■ Problem statement: Pictures stay out; everything else in the records below is copied exactly.

■ Stored data entries:
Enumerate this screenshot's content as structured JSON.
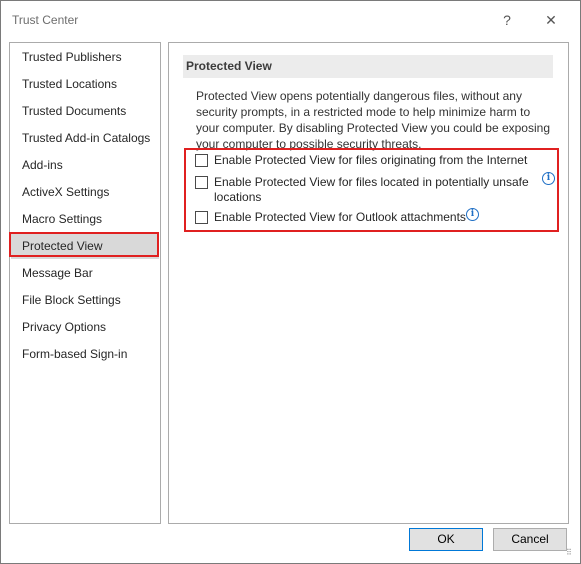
{
  "window": {
    "title": "Trust Center",
    "help_glyph": "?",
    "close_glyph": "✕"
  },
  "sidebar": {
    "items": [
      {
        "label": "Trusted Publishers"
      },
      {
        "label": "Trusted Locations"
      },
      {
        "label": "Trusted Documents"
      },
      {
        "label": "Trusted Add-in Catalogs"
      },
      {
        "label": "Add-ins"
      },
      {
        "label": "ActiveX Settings"
      },
      {
        "label": "Macro Settings"
      },
      {
        "label": "Protected View"
      },
      {
        "label": "Message Bar"
      },
      {
        "label": "File Block Settings"
      },
      {
        "label": "Privacy Options"
      },
      {
        "label": "Form-based Sign-in"
      }
    ],
    "selected": "Protected View"
  },
  "content": {
    "section_title": "Protected View",
    "description": "Protected View opens potentially dangerous files, without any security prompts, in a restricted mode to help minimize harm to your computer. By disabling Protected View you could be exposing your computer to possible security threats.",
    "options": [
      {
        "label": "Enable Protected View for files originating from the Internet",
        "checked": false,
        "has_info": false
      },
      {
        "label": "Enable Protected View for files located in potentially unsafe",
        "label_line2": "locations",
        "checked": false,
        "has_info": true
      },
      {
        "label": "Enable Protected View for Outlook attachments",
        "checked": false,
        "has_info": true
      }
    ],
    "info_glyph": "i"
  },
  "footer": {
    "ok_label": "OK",
    "cancel_label": "Cancel"
  },
  "colors": {
    "highlight": "#e02020",
    "selected_bg": "#d9d9d9",
    "info_blue": "#1f6fc5"
  }
}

■ Task solution:
Enumerate this screenshot's content as structured JSON.
{
  "window": {
    "title": "Trust Center",
    "help_glyph": "?",
    "close_glyph": "✕"
  },
  "sidebar": {
    "items": [
      {
        "label": "Trusted Publishers"
      },
      {
        "label": "Trusted Locations"
      },
      {
        "label": "Trusted Documents"
      },
      {
        "label": "Trusted Add-in Catalogs"
      },
      {
        "label": "Add-ins"
      },
      {
        "label": "ActiveX Settings"
      },
      {
        "label": "Macro Settings"
      },
      {
        "label": "Protected View"
      },
      {
        "label": "Message Bar"
      },
      {
        "label": "File Block Settings"
      },
      {
        "label": "Privacy Options"
      },
      {
        "label": "Form-based Sign-in"
      }
    ],
    "selected": "Protected View"
  },
  "content": {
    "section_title": "Protected View",
    "description": "Protected View opens potentially dangerous files, without any security prompts, in a restricted mode to help minimize harm to your computer. By disabling Protected View you could be exposing your computer to possible security threats.",
    "options": [
      {
        "label": "Enable Protected View for files originating from the Internet",
        "checked": false,
        "has_info": false
      },
      {
        "label": "Enable Protected View for files located in potentially unsafe",
        "label_line2": "locations",
        "checked": false,
        "has_info": true
      },
      {
        "label": "Enable Protected View for Outlook attachments",
        "checked": false,
        "has_info": true
      }
    ],
    "info_glyph": "i"
  },
  "footer": {
    "ok_label": "OK",
    "cancel_label": "Cancel"
  },
  "colors": {
    "highlight": "#e02020",
    "selected_bg": "#d9d9d9",
    "info_blue": "#1f6fc5"
  }
}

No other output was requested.